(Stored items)
____________________
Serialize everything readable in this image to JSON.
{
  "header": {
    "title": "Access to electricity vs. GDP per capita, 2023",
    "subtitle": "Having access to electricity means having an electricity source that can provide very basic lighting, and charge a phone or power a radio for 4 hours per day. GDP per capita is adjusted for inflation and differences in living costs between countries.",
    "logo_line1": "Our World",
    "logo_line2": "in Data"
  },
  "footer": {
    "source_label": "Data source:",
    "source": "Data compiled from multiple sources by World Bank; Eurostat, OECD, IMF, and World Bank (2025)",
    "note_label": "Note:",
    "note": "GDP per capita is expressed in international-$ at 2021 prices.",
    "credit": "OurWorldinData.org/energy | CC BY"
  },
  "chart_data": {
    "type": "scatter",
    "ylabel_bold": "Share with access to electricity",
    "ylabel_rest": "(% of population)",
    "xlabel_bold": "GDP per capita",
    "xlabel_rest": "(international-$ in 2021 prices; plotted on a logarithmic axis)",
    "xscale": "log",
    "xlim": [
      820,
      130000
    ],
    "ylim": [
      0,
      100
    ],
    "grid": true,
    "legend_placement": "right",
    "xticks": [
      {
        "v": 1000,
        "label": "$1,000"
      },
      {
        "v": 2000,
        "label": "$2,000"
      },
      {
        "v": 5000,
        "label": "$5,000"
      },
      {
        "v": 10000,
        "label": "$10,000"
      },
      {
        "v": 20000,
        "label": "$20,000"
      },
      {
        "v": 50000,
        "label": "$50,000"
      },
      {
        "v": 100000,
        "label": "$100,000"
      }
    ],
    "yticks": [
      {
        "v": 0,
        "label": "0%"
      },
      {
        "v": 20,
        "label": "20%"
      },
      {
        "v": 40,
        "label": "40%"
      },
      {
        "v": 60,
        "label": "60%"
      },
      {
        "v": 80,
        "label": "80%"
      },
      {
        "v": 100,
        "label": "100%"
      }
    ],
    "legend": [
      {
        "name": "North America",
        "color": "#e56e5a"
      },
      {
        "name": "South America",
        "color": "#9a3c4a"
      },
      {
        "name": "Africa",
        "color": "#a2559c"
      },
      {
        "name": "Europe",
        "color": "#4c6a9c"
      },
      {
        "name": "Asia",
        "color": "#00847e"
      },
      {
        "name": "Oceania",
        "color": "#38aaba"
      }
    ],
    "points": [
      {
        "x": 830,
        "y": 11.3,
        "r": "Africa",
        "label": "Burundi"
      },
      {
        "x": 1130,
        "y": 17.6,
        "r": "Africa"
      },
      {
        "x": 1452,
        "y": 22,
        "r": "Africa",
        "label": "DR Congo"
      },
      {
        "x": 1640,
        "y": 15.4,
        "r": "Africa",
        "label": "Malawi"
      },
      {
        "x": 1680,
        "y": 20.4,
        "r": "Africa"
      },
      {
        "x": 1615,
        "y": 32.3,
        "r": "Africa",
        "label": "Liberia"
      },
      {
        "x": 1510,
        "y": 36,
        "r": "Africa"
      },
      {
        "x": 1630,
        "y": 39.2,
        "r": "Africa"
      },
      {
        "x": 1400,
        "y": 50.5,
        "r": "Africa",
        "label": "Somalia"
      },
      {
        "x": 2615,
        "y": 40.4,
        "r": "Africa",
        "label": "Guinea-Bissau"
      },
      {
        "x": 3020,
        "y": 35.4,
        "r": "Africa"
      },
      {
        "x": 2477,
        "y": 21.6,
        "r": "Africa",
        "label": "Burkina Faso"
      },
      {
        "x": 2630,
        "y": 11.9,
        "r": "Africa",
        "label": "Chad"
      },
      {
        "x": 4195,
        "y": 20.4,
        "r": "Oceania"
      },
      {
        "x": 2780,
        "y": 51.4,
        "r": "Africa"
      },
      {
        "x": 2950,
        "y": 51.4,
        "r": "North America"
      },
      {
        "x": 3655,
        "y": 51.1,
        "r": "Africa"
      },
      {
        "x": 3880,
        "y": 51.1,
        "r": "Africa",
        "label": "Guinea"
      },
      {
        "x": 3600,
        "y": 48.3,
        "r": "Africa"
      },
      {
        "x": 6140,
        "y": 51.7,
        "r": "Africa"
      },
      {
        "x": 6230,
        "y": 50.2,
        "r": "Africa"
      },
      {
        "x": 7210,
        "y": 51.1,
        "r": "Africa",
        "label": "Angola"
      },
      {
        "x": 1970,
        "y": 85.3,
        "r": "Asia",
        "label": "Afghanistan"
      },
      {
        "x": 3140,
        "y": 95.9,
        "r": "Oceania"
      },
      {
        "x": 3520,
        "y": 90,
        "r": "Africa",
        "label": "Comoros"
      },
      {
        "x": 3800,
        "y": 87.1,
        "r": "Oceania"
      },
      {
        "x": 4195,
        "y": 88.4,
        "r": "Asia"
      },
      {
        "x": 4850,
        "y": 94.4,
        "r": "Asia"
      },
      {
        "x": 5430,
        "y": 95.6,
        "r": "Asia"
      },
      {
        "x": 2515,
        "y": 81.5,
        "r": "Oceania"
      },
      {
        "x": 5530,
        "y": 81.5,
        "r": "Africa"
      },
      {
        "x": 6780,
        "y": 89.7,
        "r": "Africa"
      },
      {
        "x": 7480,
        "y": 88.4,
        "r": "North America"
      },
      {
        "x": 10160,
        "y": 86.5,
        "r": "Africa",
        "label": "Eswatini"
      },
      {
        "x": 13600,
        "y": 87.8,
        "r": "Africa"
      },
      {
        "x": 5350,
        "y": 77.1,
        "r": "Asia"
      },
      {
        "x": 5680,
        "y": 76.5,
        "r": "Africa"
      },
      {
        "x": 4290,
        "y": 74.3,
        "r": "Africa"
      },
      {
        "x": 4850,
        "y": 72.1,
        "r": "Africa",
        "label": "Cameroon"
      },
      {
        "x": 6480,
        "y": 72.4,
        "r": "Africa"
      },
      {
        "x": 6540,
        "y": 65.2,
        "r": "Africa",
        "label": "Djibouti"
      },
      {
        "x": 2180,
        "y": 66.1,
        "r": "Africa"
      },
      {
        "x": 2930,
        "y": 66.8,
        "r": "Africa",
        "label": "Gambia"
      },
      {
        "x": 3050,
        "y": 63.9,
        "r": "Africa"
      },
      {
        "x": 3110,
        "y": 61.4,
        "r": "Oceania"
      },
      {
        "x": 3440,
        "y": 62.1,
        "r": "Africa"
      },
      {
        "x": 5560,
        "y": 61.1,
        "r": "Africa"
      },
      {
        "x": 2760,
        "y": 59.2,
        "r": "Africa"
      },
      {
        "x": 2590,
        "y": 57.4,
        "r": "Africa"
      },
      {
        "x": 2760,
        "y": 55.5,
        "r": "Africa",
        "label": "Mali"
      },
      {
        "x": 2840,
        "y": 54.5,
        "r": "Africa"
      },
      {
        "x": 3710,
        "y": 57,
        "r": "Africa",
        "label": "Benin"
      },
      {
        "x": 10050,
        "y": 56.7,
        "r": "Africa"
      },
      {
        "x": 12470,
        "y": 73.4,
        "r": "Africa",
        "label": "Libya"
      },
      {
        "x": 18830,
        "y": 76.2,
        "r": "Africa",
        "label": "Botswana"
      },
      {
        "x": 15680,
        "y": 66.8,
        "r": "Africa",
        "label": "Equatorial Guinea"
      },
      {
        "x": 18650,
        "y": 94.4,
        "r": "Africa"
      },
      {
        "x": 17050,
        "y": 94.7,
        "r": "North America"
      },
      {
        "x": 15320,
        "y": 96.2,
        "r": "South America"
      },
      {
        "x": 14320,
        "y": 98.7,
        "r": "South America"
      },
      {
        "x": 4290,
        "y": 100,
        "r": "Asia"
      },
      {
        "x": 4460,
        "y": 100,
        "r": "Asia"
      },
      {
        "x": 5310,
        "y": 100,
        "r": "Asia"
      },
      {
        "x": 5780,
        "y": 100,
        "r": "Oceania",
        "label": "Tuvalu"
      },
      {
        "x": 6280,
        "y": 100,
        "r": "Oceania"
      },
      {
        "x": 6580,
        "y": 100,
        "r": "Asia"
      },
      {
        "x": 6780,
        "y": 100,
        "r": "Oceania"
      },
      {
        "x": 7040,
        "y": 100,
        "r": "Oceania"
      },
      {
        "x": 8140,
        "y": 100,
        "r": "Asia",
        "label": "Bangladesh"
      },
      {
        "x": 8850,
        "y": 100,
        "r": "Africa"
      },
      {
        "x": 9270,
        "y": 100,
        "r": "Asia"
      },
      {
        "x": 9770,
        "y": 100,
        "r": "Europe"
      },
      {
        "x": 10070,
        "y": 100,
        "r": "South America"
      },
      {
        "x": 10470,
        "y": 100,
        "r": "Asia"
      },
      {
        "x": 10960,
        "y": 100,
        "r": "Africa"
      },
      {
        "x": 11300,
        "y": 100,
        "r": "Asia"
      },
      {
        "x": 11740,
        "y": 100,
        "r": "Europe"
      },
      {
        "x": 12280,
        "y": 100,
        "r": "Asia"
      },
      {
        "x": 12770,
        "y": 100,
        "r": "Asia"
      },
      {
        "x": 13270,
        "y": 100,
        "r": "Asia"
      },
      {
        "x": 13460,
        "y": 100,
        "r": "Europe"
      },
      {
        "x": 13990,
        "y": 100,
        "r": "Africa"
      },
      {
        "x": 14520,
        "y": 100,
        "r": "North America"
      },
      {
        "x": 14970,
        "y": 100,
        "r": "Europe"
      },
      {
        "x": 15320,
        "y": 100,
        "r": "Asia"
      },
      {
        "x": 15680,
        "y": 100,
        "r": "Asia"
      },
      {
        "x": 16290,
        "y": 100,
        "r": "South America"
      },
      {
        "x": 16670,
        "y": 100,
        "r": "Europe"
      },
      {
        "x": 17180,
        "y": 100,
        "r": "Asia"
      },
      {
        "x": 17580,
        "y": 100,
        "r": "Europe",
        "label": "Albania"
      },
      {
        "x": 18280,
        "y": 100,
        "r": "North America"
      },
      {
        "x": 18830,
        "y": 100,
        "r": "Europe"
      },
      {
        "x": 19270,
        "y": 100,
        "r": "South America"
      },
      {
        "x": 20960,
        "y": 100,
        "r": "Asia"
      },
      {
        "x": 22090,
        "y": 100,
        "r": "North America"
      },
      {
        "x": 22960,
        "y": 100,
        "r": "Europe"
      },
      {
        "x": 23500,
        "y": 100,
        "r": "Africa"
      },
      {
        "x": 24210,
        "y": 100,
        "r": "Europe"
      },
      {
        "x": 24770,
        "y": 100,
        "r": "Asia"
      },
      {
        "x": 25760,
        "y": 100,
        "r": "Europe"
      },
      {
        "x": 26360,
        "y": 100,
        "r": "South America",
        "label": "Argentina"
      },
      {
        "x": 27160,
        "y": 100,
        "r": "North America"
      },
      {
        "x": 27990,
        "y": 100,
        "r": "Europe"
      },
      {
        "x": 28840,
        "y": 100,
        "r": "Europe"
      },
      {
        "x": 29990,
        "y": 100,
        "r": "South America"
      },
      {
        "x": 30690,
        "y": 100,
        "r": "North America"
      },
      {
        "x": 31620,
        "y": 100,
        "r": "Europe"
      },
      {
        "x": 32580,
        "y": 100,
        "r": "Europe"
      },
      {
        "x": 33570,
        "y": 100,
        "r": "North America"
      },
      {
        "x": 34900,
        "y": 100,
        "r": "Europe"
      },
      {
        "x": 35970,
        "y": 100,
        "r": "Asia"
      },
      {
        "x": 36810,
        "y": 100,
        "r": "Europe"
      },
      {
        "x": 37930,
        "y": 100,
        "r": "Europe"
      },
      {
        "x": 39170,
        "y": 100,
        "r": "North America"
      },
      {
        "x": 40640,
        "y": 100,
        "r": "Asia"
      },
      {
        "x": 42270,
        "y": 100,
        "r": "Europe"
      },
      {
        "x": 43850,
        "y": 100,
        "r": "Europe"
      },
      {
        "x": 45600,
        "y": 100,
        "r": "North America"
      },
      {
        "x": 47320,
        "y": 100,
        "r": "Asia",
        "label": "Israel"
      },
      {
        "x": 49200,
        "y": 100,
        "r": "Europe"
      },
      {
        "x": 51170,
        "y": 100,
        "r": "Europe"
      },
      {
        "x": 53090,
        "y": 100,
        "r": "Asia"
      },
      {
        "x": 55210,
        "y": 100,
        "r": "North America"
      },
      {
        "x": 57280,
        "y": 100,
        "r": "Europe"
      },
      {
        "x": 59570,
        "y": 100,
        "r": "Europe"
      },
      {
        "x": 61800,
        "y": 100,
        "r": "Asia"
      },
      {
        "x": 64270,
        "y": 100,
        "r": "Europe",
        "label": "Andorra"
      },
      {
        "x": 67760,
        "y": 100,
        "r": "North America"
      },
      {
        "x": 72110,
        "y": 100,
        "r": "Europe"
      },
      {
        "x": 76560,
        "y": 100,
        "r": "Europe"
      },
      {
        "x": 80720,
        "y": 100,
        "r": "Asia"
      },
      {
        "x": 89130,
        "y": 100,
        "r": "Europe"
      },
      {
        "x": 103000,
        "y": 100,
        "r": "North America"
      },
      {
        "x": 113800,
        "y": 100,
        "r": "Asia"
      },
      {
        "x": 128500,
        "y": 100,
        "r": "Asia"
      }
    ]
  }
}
____________________
Identify every line where the string "capita" appears.

    "title": "Access to electricity vs. GDP per capita, 2023",
    "subtitle": "Having access to electricity means having an electricity source that can provide very basic lighting, and charge a phone or power a radio for 4 hours per day. GDP per capita is adjusted for inflation and differences in living costs between countries.",
    "note": "GDP per capita is expressed in international-$ at 2021 prices.",
    "xlabel_bold": "GDP per capita",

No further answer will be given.